The input:
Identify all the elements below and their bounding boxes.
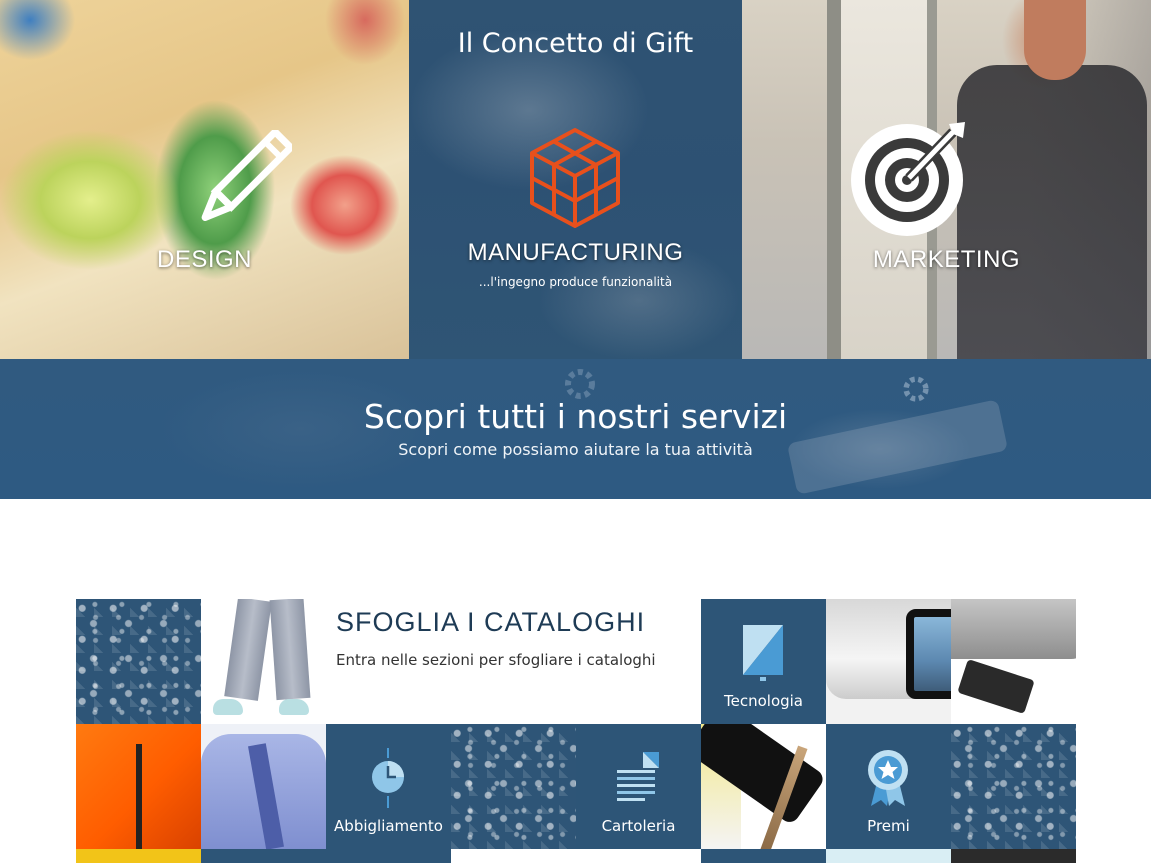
clock-icon [372,748,404,808]
category-label: Abbigliamento [334,817,443,835]
row3-tile-peek [326,849,451,863]
category-label: Tecnologia [724,692,803,710]
row3-tile-peek [826,849,951,863]
services-subtitle: Scopri come possiamo aiutare la tua atti… [398,440,753,459]
row3-tile-peek [701,849,826,863]
award-icon [868,750,908,806]
shirt-photo [201,724,326,849]
category-cartoleria[interactable]: Cartoleria [576,724,701,849]
trousers-photo [201,599,326,724]
row3-tile-peek [201,849,326,863]
tablet-icon [743,625,783,681]
target-icon [851,122,965,236]
manufacturing-tagline: ...l'ingegno produce funzionalità [478,275,673,289]
design-panel[interactable]: DESIGN [0,0,409,359]
hero-title: Il Concetto di Gift [457,28,694,59]
services-title: Scopri tutti i nostri servizi [363,397,788,436]
pattern-tile [951,724,1076,849]
category-abbigliamento[interactable]: Abbigliamento [326,724,451,849]
pen-photo [701,724,826,849]
row3-tile-peek [451,849,576,863]
category-premi[interactable]: Premi [826,724,951,849]
services-banner[interactable]: Scopri tutti i nostri servizi Scopri com… [0,359,1151,499]
pencil-icon [201,130,292,221]
row3-tile-peek [76,849,201,863]
cube-icon [530,128,620,228]
jacket-photo [76,724,201,849]
document-icon [617,752,659,801]
catalog-grid: SFOGLIA I CATALOGHI Entra nelle sezioni … [76,599,1076,863]
tablet-photo [826,599,951,724]
manufacturing-label: MANUFACTURING [467,239,684,266]
catalog-title: SFOGLIA I CATALOGHI [336,607,646,637]
marketing-label: MARKETING [872,246,1021,273]
row3-tile-peek [576,849,701,863]
pattern-tile [451,724,576,849]
row3-tile-peek [951,849,1076,863]
category-label: Cartoleria [601,817,676,835]
design-label: DESIGN [156,246,252,273]
person-graphic [957,65,1147,359]
pattern-tile [76,599,201,724]
category-label: Premi [867,817,910,835]
category-tecnologia[interactable]: Tecnologia [701,599,826,724]
hero-section: DESIGN MANUFACTURING ...l'ingegno produc… [0,0,1151,359]
usb-photo [951,599,1076,724]
face-graphic [1024,0,1086,80]
marketing-panel[interactable]: MARKETING [742,0,1151,359]
catalog-subtitle: Entra nelle sezioni per sfogliare i cata… [336,651,656,669]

Goal: Render all of the data above as a numbered list, omitting any blank lines and leaving the picture out of the answer.

The output:
1. Identify all the elements below and their bounding boxes.
2. clock-icon [372,748,404,808]
3. category-label: Abbigliamento [334,817,443,835]
4. row3-tile-peek [326,849,451,863]
5. category-label: Tecnologia [724,692,803,710]
6. row3-tile-peek [826,849,951,863]
7. services-subtitle: Scopri come possiamo aiutare la tua atti… [398,440,753,459]
8. row3-tile-peek [701,849,826,863]
9. award-icon [868,750,908,806]
10. shirt-photo [201,724,326,849]
11. category-cartoleria[interactable]: Cartoleria [576,724,701,849]
12. trousers-photo [201,599,326,724]
13. row3-tile-peek [201,849,326,863]
14. tablet-icon [743,625,783,681]
15. target-icon [851,122,965,236]
16. manufacturing-tagline: ...l'ingegno produce funzionalità [478,275,673,289]
17. design-panel[interactable]: DESIGN [0,0,409,359]
18. hero-title: Il Concetto di Gift [457,28,694,59]
19. services-title: Scopri tutti i nostri servizi [363,397,788,436]
20. pattern-tile [951,724,1076,849]
21. category-abbigliamento[interactable]: Abbigliamento [326,724,451,849]
22. pen-photo [701,724,826,849]
23. row3-tile-peek [451,849,576,863]
24. category-premi[interactable]: Premi [826,724,951,849]
25. services-banner[interactable]: Scopri tutti i nostri servizi Scopri com… [0,359,1151,499]
26. pencil-icon [201,130,292,221]
27. row3-tile-peek [76,849,201,863]
28. cube-icon [530,128,620,228]
29. jacket-photo [76,724,201,849]
30. document-icon [617,752,659,801]
31. catalog-grid: SFOGLIA I CATALOGHI Entra nelle sezioni … [76,599,1076,863]
32. tablet-photo [826,599,951,724]
33. manufacturing-label: MANUFACTURING [467,239,684,266]
34. catalog-title: SFOGLIA I CATALOGHI [336,607,646,637]
35. marketing-label: MARKETING [872,246,1021,273]
36. row3-tile-peek [576,849,701,863]
37. pattern-tile [451,724,576,849]
38. row3-tile-peek [951,849,1076,863]
39. category-label: Cartoleria [601,817,676,835]
40. design-label: DESIGN [156,246,252,273]
41. person-graphic [957,65,1147,359]
42. pattern-tile [76,599,201,724]
43. category-label: Premi [867,817,910,835]
44. category-tecnologia[interactable]: Tecnologia [701,599,826,724]
45. hero-section: DESIGN MANUFACTURING ...l'ingegno produc… [0,0,1151,359]
46. usb-photo [951,599,1076,724]
47. face-graphic [1024,0,1086,80]
48. marketing-panel[interactable]: MARKETING [742,0,1151,359]
49. catalog-subtitle: Entra nelle sezioni per sfogliare i cata… [336,651,656,669]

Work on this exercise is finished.